> _YOUR OBJECTIVE_
Count how many lines have the word "Saint" in them. Reply with that number by itself.

Saved entries:
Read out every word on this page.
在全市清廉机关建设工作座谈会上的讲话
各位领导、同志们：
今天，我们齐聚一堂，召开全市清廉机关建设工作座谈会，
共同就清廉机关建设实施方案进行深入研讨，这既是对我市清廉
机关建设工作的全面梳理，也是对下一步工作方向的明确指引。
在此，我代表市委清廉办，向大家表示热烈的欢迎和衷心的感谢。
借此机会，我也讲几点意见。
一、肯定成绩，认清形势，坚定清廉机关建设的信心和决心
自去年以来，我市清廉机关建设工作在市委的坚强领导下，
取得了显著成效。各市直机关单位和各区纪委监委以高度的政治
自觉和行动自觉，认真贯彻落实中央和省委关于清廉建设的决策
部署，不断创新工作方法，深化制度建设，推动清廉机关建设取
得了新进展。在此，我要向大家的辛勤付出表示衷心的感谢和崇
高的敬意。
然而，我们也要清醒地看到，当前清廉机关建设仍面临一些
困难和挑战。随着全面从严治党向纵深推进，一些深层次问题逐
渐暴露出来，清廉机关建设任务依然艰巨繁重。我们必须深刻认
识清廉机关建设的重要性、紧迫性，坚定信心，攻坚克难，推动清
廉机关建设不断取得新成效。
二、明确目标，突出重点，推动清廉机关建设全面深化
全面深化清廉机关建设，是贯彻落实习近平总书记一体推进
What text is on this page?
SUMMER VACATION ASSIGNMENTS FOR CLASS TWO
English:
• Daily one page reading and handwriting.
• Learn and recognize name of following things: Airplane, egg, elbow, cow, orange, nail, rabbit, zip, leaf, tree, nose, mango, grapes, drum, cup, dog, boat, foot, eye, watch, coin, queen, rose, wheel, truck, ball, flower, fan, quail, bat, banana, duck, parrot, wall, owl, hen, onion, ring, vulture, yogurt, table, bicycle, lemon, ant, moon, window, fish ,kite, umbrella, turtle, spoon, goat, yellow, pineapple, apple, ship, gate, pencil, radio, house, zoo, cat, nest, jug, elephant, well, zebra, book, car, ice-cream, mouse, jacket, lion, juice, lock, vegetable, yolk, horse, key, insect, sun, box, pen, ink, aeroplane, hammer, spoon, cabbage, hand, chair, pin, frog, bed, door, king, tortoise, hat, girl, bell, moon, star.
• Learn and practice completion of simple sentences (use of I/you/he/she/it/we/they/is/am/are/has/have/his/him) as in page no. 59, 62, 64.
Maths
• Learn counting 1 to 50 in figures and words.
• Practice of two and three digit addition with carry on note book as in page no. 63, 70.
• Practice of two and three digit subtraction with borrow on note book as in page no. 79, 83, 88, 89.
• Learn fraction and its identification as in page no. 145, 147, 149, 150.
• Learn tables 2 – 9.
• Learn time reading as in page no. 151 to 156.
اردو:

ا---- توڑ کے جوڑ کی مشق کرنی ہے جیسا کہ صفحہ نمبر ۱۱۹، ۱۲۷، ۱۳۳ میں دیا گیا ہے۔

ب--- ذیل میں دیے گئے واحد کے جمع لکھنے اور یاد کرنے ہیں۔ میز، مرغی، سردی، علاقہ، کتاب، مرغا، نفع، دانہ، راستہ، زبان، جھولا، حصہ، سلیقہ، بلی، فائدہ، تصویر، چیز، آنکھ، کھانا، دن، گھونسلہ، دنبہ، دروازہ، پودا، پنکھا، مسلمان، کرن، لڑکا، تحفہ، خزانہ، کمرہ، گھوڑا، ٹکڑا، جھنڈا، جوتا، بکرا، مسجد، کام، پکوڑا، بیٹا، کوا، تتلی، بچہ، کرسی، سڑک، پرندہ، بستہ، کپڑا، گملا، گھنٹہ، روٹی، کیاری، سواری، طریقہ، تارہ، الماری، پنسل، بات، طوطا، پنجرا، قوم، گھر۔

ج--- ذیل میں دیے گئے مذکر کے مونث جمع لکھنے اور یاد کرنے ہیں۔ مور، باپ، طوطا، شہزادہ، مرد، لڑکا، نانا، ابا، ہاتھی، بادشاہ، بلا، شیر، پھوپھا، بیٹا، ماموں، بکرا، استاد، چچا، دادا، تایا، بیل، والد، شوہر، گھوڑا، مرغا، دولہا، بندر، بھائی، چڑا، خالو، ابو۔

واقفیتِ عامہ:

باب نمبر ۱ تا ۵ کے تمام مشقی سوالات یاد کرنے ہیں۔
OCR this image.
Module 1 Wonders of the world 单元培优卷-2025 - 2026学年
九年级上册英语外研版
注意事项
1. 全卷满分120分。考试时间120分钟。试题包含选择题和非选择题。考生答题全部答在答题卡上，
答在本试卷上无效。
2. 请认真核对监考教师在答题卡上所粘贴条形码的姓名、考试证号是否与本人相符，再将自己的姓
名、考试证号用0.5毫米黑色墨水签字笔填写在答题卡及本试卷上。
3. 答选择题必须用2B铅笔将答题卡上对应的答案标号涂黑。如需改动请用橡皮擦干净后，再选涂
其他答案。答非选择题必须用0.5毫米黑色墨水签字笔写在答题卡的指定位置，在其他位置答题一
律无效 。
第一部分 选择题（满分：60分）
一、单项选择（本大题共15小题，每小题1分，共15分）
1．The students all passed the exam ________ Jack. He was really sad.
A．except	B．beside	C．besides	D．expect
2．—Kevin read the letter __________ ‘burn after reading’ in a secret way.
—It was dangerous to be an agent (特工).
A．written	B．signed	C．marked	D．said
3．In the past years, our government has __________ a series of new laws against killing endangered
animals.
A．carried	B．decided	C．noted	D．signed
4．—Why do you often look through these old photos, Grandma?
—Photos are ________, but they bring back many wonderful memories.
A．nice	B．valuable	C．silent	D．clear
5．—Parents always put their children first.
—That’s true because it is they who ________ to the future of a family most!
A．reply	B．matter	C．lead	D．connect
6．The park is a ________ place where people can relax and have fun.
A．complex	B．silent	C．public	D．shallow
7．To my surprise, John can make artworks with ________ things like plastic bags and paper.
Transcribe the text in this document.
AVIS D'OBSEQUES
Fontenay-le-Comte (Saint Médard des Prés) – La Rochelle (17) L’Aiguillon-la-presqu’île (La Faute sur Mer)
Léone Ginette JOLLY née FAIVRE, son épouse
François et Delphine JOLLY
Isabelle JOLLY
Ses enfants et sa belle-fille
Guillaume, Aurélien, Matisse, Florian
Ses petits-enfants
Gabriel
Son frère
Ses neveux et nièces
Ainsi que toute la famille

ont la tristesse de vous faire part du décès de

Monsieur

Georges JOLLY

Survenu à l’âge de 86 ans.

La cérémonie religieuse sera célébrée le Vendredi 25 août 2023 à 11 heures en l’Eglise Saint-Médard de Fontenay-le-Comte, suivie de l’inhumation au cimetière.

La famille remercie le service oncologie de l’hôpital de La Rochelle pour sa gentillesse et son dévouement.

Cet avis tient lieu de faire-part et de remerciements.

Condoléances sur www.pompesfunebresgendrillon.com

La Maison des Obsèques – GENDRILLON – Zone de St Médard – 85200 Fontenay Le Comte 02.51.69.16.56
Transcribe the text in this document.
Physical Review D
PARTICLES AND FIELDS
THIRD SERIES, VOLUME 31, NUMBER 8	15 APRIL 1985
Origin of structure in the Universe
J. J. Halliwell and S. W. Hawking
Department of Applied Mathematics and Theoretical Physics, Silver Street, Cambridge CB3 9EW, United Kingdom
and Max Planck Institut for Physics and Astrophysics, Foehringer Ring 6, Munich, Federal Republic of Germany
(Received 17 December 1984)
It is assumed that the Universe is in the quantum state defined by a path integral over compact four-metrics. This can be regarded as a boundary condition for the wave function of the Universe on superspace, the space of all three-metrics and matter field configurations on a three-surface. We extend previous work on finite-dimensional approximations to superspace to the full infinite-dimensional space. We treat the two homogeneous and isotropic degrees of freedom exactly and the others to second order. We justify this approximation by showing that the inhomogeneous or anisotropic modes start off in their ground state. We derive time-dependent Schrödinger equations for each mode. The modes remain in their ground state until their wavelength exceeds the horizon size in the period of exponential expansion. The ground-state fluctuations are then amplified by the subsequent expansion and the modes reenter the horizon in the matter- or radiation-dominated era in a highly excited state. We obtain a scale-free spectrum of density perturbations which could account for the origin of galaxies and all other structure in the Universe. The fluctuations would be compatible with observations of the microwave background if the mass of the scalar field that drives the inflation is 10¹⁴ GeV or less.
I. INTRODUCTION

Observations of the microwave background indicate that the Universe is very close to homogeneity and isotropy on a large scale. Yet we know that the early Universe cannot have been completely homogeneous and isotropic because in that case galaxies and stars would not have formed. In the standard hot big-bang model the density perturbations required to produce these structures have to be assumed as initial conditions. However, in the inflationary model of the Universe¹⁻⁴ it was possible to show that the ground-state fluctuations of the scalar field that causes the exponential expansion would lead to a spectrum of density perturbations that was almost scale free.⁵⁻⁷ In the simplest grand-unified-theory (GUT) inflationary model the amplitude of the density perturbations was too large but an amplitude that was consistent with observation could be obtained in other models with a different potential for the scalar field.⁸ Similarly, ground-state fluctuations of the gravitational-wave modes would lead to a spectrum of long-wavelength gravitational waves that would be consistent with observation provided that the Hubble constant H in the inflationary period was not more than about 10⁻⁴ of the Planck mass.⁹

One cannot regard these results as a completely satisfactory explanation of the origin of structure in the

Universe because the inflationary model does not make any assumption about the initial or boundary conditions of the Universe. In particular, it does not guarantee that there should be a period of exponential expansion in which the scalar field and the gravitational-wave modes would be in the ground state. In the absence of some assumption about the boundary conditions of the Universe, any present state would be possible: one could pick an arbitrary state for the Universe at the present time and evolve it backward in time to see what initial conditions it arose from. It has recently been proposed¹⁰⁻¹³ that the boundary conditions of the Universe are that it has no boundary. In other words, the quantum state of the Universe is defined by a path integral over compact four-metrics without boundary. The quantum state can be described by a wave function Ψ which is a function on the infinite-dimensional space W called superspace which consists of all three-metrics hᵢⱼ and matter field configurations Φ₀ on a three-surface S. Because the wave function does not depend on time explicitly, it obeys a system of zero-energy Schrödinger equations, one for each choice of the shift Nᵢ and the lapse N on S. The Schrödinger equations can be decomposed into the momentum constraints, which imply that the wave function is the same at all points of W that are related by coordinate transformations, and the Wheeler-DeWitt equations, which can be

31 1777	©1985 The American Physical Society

> _COMPLETE OUTPUT_
2